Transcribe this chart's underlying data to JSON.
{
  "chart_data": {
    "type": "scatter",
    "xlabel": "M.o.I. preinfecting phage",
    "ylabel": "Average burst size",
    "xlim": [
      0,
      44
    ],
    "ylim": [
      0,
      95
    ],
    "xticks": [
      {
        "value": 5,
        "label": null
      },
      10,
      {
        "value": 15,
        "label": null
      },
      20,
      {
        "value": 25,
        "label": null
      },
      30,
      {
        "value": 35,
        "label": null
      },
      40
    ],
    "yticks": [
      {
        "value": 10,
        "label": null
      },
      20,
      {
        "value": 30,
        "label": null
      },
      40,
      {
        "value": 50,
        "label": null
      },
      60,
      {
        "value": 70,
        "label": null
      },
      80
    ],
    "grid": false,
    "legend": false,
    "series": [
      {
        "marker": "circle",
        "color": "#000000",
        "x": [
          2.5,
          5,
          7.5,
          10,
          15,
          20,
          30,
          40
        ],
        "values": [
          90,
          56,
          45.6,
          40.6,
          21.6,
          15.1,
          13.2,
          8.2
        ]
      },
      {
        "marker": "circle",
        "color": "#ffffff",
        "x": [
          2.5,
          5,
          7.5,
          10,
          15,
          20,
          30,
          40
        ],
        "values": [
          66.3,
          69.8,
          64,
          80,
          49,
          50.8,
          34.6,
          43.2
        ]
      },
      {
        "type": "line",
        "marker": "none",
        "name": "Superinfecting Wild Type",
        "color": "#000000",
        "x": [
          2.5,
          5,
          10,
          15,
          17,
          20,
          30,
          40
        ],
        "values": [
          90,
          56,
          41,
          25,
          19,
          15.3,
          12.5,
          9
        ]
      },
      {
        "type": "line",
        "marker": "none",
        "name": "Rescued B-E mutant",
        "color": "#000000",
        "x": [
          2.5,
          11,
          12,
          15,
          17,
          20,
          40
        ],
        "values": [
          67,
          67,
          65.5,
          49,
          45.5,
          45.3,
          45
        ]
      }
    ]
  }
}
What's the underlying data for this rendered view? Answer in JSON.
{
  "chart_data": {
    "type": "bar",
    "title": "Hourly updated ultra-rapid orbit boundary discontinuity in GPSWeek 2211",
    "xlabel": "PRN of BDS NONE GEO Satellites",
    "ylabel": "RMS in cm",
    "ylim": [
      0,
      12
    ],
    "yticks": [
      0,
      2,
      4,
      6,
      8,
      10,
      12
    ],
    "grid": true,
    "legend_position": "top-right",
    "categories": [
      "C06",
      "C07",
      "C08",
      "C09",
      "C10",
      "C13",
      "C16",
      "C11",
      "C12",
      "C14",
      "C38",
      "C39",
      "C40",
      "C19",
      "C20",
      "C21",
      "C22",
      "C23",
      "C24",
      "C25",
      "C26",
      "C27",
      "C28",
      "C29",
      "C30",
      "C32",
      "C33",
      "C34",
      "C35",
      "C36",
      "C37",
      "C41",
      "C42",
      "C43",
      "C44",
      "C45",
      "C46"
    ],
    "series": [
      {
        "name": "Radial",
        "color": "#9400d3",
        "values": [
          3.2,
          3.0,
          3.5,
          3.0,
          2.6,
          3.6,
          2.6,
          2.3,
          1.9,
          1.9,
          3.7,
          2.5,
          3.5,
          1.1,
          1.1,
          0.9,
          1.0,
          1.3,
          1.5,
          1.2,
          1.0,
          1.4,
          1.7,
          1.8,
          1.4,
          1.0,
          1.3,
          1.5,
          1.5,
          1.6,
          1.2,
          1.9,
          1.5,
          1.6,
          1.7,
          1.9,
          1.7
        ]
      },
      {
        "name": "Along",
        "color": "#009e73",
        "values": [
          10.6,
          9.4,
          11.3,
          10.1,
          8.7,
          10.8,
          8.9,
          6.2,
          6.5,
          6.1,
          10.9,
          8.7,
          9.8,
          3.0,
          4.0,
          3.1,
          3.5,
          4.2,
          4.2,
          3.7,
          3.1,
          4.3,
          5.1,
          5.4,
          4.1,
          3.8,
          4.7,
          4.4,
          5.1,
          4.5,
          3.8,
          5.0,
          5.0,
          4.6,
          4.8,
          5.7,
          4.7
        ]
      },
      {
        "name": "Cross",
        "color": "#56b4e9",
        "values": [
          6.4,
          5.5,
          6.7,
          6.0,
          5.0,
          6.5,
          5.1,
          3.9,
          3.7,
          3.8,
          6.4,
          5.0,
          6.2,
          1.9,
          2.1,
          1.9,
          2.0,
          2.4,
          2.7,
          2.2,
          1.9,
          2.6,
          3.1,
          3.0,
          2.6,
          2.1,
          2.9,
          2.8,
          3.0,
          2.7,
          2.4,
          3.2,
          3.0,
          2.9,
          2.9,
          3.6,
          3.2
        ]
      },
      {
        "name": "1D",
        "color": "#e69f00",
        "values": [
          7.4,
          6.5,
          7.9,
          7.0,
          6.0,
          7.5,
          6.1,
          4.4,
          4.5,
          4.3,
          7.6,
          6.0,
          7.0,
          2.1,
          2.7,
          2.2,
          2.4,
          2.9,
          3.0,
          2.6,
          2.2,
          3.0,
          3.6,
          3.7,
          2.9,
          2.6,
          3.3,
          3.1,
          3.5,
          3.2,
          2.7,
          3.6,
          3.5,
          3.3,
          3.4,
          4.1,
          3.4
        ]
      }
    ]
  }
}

= = =

Given exercise:
Write down all the entries again without a single difference.

Completed exercise:
Transcribe this chart's underlying data to JSON.
{
  "chart_data": {
    "type": "scatter",
    "xlabel": "M.o.I. preinfecting phage",
    "ylabel": "Average burst size",
    "xlim": [
      0,
      44
    ],
    "ylim": [
      0,
      95
    ],
    "xticks": [
      {
        "value": 5,
        "label": null
      },
      10,
      {
        "value": 15,
        "label": null
      },
      20,
      {
        "value": 25,
        "label": null
      },
      30,
      {
        "value": 35,
        "label": null
      },
      40
    ],
    "yticks": [
      {
        "value": 10,
        "label": null
      },
      20,
      {
        "value": 30,
        "label": null
      },
      40,
      {
        "value": 50,
        "label": null
      },
      60,
      {
        "value": 70,
        "label": null
      },
      80
    ],
    "grid": false,
    "legend": false,
    "series": [
      {
        "marker": "circle",
        "color": "#000000",
        "x": [
          2.5,
          5,
          7.5,
          10,
          15,
          20,
          30,
          40
        ],
        "values": [
          90,
          56,
          45.6,
          40.6,
          21.6,
          15.1,
          13.2,
          8.2
        ]
      },
      {
        "marker": "circle",
        "color": "#ffffff",
        "x": [
          2.5,
          5,
          7.5,
          10,
          15,
          20,
          30,
          40
        ],
        "values": [
          66.3,
          69.8,
          64,
          80,
          49,
          50.8,
          34.6,
          43.2
        ]
      },
      {
        "type": "line",
        "marker": "none",
        "name": "Superinfecting Wild Type",
        "color": "#000000",
        "x": [
          2.5,
          5,
          10,
          15,
          17,
          20,
          30,
          40
        ],
        "values": [
          90,
          56,
          41,
          25,
          19,
          15.3,
          12.5,
          9
        ]
      },
      {
        "type": "line",
        "marker": "none",
        "name": "Rescued B-E mutant",
        "color": "#000000",
        "x": [
          2.5,
          11,
          12,
          15,
          17,
          20,
          40
        ],
        "values": [
          67,
          67,
          65.5,
          49,
          45.5,
          45.3,
          45
        ]
      }
    ]
  }
}
What's the underlying data for this rendered view? Answer in JSON.
{
  "chart_data": {
    "type": "bar",
    "title": "Hourly updated ultra-rapid orbit boundary discontinuity in GPSWeek 2211",
    "xlabel": "PRN of BDS NONE GEO Satellites",
    "ylabel": "RMS in cm",
    "ylim": [
      0,
      12
    ],
    "yticks": [
      0,
      2,
      4,
      6,
      8,
      10,
      12
    ],
    "grid": true,
    "legend_position": "top-right",
    "categories": [
      "C06",
      "C07",
      "C08",
      "C09",
      "C10",
      "C13",
      "C16",
      "C11",
      "C12",
      "C14",
      "C38",
      "C39",
      "C40",
      "C19",
      "C20",
      "C21",
      "C22",
      "C23",
      "C24",
      "C25",
      "C26",
      "C27",
      "C28",
      "C29",
      "C30",
      "C32",
      "C33",
      "C34",
      "C35",
      "C36",
      "C37",
      "C41",
      "C42",
      "C43",
      "C44",
      "C45",
      "C46"
    ],
    "series": [
      {
        "name": "Radial",
        "color": "#9400d3",
        "values": [
          3.2,
          3.0,
          3.5,
          3.0,
          2.6,
          3.6,
          2.6,
          2.3,
          1.9,
          1.9,
          3.7,
          2.5,
          3.5,
          1.1,
          1.1,
          0.9,
          1.0,
          1.3,
          1.5,
          1.2,
          1.0,
          1.4,
          1.7,
          1.8,
          1.4,
          1.0,
          1.3,
          1.5,
          1.5,
          1.6,
          1.2,
          1.9,
          1.5,
          1.6,
          1.7,
          1.9,
          1.7
        ]
      },
      {
        "name": "Along",
        "color": "#009e73",
        "values": [
          10.6,
          9.4,
          11.3,
          10.1,
          8.7,
          10.8,
          8.9,
          6.2,
          6.5,
          6.1,
          10.9,
          8.7,
          9.8,
          3.0,
          4.0,
          3.1,
          3.5,
          4.2,
          4.2,
          3.7,
          3.1,
          4.3,
          5.1,
          5.4,
          4.1,
          3.8,
          4.7,
          4.4,
          5.1,
          4.5,
          3.8,
          5.0,
          5.0,
          4.6,
          4.8,
          5.7,
          4.7
        ]
      },
      {
        "name": "Cross",
        "color": "#56b4e9",
        "values": [
          6.4,
          5.5,
          6.7,
          6.0,
          5.0,
          6.5,
          5.1,
          3.9,
          3.7,
          3.8,
          6.4,
          5.0,
          6.2,
          1.9,
          2.1,
          1.9,
          2.0,
          2.4,
          2.7,
          2.2,
          1.9,
          2.6,
          3.1,
          3.0,
          2.6,
          2.1,
          2.9,
          2.8,
          3.0,
          2.7,
          2.4,
          3.2,
          3.0,
          2.9,
          2.9,
          3.6,
          3.2
        ]
      },
      {
        "name": "1D",
        "color": "#e69f00",
        "values": [
          7.4,
          6.5,
          7.9,
          7.0,
          6.0,
          7.5,
          6.1,
          4.4,
          4.5,
          4.3,
          7.6,
          6.0,
          7.0,
          2.1,
          2.7,
          2.2,
          2.4,
          2.9,
          3.0,
          2.6,
          2.2,
          3.0,
          3.6,
          3.7,
          2.9,
          2.6,
          3.3,
          3.1,
          3.5,
          3.2,
          2.7,
          3.6,
          3.5,
          3.3,
          3.4,
          4.1,
          3.4
        ]
      }
    ]
  }
}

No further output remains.